## What you are asked to do
Scan the data beneath this task and copy each line that includes "desire".

----

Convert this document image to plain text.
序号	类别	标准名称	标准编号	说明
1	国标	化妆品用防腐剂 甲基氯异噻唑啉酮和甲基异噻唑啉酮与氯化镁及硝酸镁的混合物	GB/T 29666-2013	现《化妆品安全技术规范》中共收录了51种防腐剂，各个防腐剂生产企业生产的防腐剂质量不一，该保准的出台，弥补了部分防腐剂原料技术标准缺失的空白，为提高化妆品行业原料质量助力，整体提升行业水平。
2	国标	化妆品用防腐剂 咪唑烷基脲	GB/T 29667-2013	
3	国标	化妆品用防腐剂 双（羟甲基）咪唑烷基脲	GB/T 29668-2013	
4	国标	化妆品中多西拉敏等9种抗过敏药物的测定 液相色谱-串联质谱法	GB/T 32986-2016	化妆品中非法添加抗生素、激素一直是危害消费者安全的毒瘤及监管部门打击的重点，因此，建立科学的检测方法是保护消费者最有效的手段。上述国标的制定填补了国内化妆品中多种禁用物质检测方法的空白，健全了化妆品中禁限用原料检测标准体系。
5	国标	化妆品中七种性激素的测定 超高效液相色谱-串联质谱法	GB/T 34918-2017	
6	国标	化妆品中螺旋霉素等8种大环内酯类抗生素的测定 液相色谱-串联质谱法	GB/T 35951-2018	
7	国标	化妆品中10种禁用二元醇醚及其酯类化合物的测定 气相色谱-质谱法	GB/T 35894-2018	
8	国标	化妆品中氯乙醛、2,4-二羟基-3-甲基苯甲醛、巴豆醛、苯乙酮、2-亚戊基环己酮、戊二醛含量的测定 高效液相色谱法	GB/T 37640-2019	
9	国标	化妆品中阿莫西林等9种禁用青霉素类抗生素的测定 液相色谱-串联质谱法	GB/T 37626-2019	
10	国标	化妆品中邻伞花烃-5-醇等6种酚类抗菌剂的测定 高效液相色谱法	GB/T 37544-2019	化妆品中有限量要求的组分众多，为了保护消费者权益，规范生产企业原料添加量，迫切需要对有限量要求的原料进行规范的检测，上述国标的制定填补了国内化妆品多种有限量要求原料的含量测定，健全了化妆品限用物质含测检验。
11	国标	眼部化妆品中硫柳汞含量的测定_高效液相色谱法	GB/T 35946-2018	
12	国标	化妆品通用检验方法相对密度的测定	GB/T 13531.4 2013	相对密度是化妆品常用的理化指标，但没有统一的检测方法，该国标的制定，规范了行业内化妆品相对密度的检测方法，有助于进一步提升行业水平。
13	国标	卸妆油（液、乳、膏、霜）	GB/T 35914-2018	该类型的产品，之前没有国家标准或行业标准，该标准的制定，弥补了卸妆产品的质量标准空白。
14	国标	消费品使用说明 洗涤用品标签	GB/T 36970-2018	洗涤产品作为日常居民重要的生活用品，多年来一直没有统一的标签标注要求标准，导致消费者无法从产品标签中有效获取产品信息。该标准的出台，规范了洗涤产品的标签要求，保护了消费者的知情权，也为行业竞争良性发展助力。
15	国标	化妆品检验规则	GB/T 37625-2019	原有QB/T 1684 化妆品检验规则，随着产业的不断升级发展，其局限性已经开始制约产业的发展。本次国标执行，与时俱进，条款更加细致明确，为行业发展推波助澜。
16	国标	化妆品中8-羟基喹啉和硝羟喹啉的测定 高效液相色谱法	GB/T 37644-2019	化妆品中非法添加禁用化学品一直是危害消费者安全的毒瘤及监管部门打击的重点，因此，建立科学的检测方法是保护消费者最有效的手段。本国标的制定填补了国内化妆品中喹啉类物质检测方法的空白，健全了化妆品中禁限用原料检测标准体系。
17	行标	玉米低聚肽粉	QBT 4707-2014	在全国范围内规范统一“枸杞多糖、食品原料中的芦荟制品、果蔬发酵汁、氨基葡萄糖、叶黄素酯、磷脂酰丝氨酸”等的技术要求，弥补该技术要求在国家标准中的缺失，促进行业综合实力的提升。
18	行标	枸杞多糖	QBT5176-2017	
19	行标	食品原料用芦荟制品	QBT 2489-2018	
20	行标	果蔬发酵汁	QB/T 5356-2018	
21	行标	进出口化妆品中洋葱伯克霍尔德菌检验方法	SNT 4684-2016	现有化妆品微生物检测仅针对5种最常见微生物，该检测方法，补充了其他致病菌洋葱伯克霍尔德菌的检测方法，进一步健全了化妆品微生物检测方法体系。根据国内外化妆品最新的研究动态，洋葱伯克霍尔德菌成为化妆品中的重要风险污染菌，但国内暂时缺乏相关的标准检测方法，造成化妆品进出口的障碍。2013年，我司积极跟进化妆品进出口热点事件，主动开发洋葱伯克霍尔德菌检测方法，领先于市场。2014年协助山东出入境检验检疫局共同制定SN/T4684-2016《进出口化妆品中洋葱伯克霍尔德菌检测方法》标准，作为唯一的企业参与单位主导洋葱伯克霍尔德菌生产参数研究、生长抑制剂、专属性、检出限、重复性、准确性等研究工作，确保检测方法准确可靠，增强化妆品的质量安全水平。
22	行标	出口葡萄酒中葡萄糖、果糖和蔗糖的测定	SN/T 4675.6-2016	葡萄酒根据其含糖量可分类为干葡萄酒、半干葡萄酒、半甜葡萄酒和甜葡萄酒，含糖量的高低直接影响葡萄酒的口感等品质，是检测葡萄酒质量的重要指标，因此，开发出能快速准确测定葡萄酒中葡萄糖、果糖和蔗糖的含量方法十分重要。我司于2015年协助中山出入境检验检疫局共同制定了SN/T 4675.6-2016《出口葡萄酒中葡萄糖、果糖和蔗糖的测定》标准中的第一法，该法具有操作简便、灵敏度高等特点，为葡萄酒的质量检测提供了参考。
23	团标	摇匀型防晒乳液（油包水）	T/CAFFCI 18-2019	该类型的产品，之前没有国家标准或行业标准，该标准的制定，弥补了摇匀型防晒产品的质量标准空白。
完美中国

----

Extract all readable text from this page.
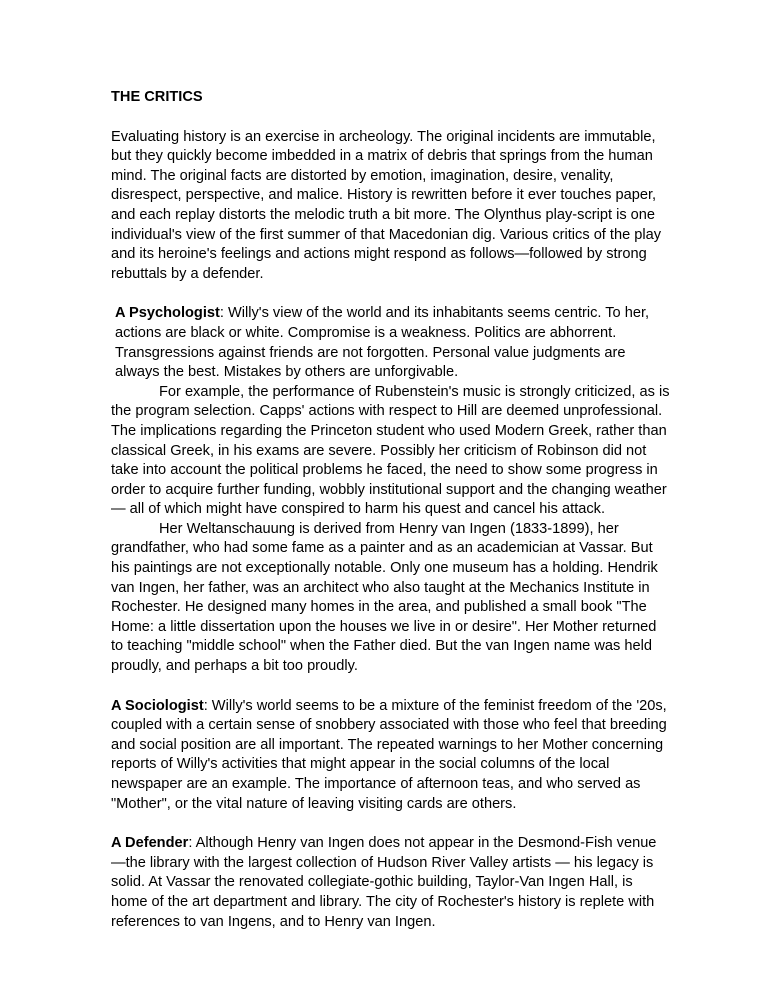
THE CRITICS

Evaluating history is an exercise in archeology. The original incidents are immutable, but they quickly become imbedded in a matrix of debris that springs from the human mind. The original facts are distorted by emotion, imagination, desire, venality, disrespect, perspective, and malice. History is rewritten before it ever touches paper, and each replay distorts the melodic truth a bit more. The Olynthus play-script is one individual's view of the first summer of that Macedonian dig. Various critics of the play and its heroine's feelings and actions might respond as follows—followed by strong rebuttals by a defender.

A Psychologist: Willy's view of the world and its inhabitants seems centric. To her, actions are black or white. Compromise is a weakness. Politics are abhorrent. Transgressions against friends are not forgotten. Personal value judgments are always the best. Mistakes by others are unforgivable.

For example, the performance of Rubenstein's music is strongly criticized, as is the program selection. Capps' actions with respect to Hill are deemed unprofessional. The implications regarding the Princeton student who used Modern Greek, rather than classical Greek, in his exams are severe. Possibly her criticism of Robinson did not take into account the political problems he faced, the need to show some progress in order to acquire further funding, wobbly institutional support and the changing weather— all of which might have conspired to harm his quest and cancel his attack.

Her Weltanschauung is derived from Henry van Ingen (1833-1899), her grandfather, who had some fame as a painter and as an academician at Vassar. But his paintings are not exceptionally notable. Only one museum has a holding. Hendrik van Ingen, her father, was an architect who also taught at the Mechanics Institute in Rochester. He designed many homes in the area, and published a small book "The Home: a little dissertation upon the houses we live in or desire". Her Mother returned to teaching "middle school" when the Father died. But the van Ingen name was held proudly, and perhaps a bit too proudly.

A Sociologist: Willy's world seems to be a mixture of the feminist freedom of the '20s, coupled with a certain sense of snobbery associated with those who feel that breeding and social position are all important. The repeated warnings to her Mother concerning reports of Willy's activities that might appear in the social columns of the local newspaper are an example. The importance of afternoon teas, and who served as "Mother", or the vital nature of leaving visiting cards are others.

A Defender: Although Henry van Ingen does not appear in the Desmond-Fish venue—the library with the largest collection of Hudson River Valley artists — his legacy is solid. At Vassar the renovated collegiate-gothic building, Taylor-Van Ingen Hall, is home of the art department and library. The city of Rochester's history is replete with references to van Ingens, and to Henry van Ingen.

----

## Finished exercise
Evaluating history is an exercise in archeology. The original incidents are immutable, but they quickly become imbedded in a matrix of debris that springs from the human mind. The original facts are distorted by emotion, imagination, desire, venality, disrespect, perspective, and malice. History is rewritten before it ever touches paper, and each replay distorts the melodic truth a bit more. The Olynthus play-script is one individual's view of the first summer of that Macedonian dig. Various critics of the play and its heroine's feelings and actions might respond as follows—followed by strong rebuttals by a defender.
Her Weltanschauung is derived from Henry van Ingen (1833-1899), her grandfather, who had some fame as a painter and as an academician at Vassar. But his paintings are not exceptionally notable. Only one museum has a holding. Hendrik van Ingen, her father, was an architect who also taught at the Mechanics Institute in Rochester. He designed many homes in the area, and published a small book "The Home: a little dissertation upon the houses we live in or desire". Her Mother returned to teaching "middle school" when the Father died. But the van Ingen name was held proudly, and perhaps a bit too proudly.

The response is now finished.